Exercise brief: Exclude any images and output the remaining records exactly.

start

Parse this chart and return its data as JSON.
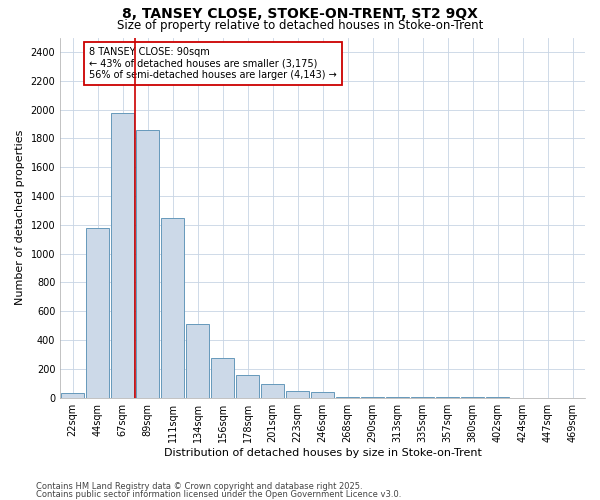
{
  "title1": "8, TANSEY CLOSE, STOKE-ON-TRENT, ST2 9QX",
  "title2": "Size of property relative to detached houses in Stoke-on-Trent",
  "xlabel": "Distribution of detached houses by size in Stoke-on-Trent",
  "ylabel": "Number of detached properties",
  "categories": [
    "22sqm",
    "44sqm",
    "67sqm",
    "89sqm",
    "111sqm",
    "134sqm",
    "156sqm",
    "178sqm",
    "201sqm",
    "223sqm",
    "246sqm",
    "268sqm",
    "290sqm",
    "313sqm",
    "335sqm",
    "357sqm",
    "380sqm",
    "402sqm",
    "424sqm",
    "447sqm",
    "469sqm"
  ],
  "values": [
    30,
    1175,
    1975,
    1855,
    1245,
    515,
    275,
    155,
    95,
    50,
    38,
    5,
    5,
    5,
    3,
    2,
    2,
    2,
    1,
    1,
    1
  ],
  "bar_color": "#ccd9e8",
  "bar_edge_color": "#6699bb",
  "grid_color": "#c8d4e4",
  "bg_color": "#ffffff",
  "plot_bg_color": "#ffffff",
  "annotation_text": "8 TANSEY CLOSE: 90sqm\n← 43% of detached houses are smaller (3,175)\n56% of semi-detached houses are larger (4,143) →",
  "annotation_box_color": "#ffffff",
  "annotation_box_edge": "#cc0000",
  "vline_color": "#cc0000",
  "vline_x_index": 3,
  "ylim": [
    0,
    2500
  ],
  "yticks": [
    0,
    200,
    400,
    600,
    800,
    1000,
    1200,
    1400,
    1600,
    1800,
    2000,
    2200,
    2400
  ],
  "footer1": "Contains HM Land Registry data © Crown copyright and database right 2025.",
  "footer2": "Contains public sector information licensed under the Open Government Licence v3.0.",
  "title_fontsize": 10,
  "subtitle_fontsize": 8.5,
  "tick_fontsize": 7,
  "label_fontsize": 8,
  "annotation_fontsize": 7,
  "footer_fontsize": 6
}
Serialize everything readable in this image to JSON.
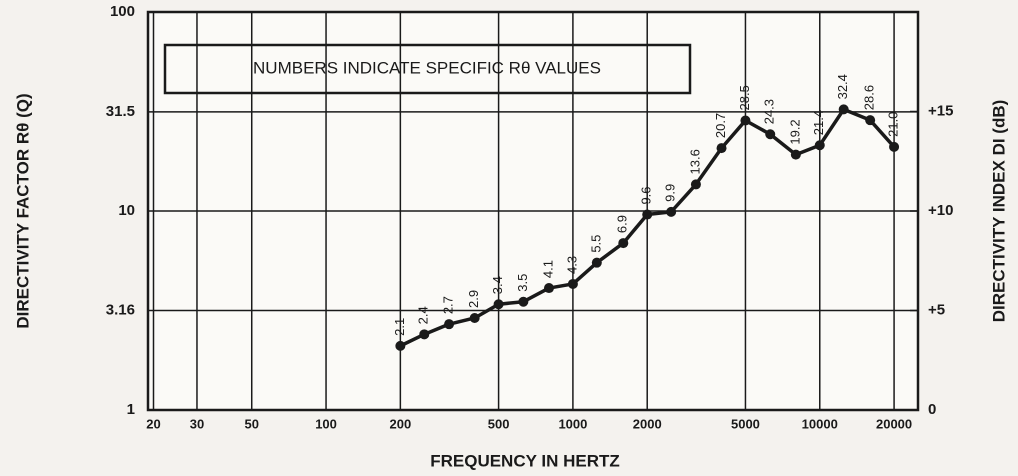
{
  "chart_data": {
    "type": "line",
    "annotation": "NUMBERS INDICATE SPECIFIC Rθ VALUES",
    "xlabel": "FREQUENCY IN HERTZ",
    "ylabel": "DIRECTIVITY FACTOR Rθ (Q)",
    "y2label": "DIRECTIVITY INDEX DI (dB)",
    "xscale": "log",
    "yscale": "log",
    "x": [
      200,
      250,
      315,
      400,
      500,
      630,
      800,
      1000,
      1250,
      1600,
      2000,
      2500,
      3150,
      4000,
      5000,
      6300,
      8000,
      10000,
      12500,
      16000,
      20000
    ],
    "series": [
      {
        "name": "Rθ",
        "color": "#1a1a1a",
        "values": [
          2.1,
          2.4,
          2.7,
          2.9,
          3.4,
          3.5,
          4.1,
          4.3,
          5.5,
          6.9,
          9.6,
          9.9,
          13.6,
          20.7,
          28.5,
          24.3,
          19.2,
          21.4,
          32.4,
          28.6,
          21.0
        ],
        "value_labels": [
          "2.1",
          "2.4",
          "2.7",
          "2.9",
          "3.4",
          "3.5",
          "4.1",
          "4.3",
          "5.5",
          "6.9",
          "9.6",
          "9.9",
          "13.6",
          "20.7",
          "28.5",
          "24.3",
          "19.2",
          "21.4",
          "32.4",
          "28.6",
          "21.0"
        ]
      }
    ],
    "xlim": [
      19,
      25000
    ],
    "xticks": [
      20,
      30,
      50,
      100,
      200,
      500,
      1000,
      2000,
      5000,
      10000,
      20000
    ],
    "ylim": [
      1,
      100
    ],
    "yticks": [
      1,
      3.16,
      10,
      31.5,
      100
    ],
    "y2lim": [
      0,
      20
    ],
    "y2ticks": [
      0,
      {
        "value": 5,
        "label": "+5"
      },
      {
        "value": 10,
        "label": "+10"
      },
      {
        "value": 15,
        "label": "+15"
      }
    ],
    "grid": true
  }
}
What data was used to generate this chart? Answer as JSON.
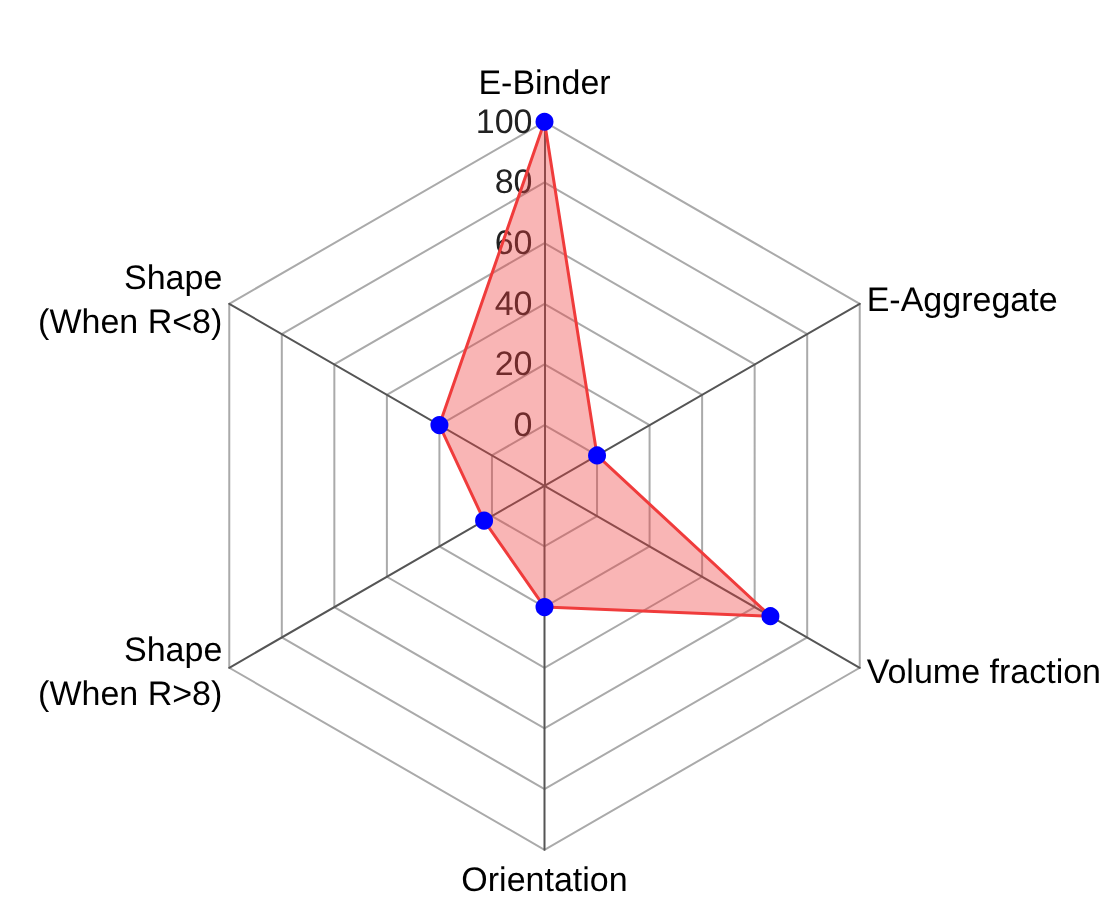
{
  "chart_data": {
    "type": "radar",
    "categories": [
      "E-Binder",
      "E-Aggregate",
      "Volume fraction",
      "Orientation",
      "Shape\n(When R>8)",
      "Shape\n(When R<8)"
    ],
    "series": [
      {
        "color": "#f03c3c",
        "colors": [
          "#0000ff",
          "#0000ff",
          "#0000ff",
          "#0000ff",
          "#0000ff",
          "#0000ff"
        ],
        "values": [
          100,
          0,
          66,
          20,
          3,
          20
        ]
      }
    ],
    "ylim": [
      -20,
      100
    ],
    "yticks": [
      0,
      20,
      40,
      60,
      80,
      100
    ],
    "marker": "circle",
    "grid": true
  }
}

end

Correct result:
Parse this chart and return its data as JSON.
{
  "title1": "8, TANSEY CLOSE, STOKE-ON-TRENT, ST2 9QX",
  "title2": "Size of property relative to detached houses in Stoke-on-Trent",
  "xlabel": "Distribution of detached houses by size in Stoke-on-Trent",
  "ylabel": "Number of detached properties",
  "categories": [
    "22sqm",
    "44sqm",
    "67sqm",
    "89sqm",
    "111sqm",
    "134sqm",
    "156sqm",
    "178sqm",
    "201sqm",
    "223sqm",
    "246sqm",
    "268sqm",
    "290sqm",
    "313sqm",
    "335sqm",
    "357sqm",
    "380sqm",
    "402sqm",
    "424sqm",
    "447sqm",
    "469sqm"
  ],
  "values": [
    30,
    1175,
    1975,
    1855,
    1245,
    515,
    275,
    155,
    95,
    50,
    38,
    5,
    5,
    5,
    3,
    2,
    2,
    2,
    1,
    1,
    1
  ],
  "bar_color": "#ccd9e8",
  "bar_edge_color": "#6699bb",
  "grid_color": "#c8d4e4",
  "bg_color": "#ffffff",
  "plot_bg_color": "#ffffff",
  "annotation_text": "8 TANSEY CLOSE: 90sqm\n← 43% of detached houses are smaller (3,175)\n56% of semi-detached houses are larger (4,143) →",
  "annotation_box_color": "#ffffff",
  "annotation_box_edge": "#cc0000",
  "vline_color": "#cc0000",
  "vline_x_index": 3,
  "ylim": [
    0,
    2500
  ],
  "yticks": [
    0,
    200,
    400,
    600,
    800,
    1000,
    1200,
    1400,
    1600,
    1800,
    2000,
    2200,
    2400
  ],
  "footer1": "Contains HM Land Registry data © Crown copyright and database right 2025.",
  "footer2": "Contains public sector information licensed under the Open Government Licence v3.0.",
  "title_fontsize": 10,
  "subtitle_fontsize": 8.5,
  "tick_fontsize": 7,
  "label_fontsize": 8,
  "annotation_fontsize": 7,
  "footer_fontsize": 6
}
Serialize everything readable in this image to JSON.
{
  "chart_data": {
    "type": "line",
    "annotation": "NUMBERS INDICATE SPECIFIC Rθ VALUES",
    "xlabel": "FREQUENCY IN HERTZ",
    "ylabel": "DIRECTIVITY FACTOR Rθ (Q)",
    "y2label": "DIRECTIVITY INDEX DI (dB)",
    "xscale": "log",
    "yscale": "log",
    "x": [
      200,
      250,
      315,
      400,
      500,
      630,
      800,
      1000,
      1250,
      1600,
      2000,
      2500,
      3150,
      4000,
      5000,
      6300,
      8000,
      10000,
      12500,
      16000,
      20000
    ],
    "series": [
      {
        "name": "Rθ",
        "color": "#1a1a1a",
        "values": [
          2.1,
          2.4,
          2.7,
          2.9,
          3.4,
          3.5,
          4.1,
          4.3,
          5.5,
          6.9,
          9.6,
          9.9,
          13.6,
          20.7,
          28.5,
          24.3,
          19.2,
          21.4,
          32.4,
          28.6,
          21.0
        ],
        "value_labels": [
          "2.1",
          "2.4",
          "2.7",
          "2.9",
          "3.4",
          "3.5",
          "4.1",
          "4.3",
          "5.5",
          "6.9",
          "9.6",
          "9.9",
          "13.6",
          "20.7",
          "28.5",
          "24.3",
          "19.2",
          "21.4",
          "32.4",
          "28.6",
          "21.0"
        ]
      }
    ],
    "xlim": [
      19,
      25000
    ],
    "xticks": [
      20,
      30,
      50,
      100,
      200,
      500,
      1000,
      2000,
      5000,
      10000,
      20000
    ],
    "ylim": [
      1,
      100
    ],
    "yticks": [
      1,
      3.16,
      10,
      31.5,
      100
    ],
    "y2lim": [
      0,
      20
    ],
    "y2ticks": [
      0,
      {
        "value": 5,
        "label": "+5"
      },
      {
        "value": 10,
        "label": "+10"
      },
      {
        "value": 15,
        "label": "+15"
      }
    ],
    "grid": true
  }
}
What data was used to generate this chart? Answer as JSON.
{
  "chart_data": {
    "type": "radar",
    "categories": [
      "E-Binder",
      "E-Aggregate",
      "Volume fraction",
      "Orientation",
      "Shape\n(When R>8)",
      "Shape\n(When R<8)"
    ],
    "series": [
      {
        "color": "#f03c3c",
        "colors": [
          "#0000ff",
          "#0000ff",
          "#0000ff",
          "#0000ff",
          "#0000ff",
          "#0000ff"
        ],
        "values": [
          100,
          0,
          66,
          20,
          3,
          20
        ]
      }
    ],
    "ylim": [
      -20,
      100
    ],
    "yticks": [
      0,
      20,
      40,
      60,
      80,
      100
    ],
    "marker": "circle",
    "grid": true
  }
}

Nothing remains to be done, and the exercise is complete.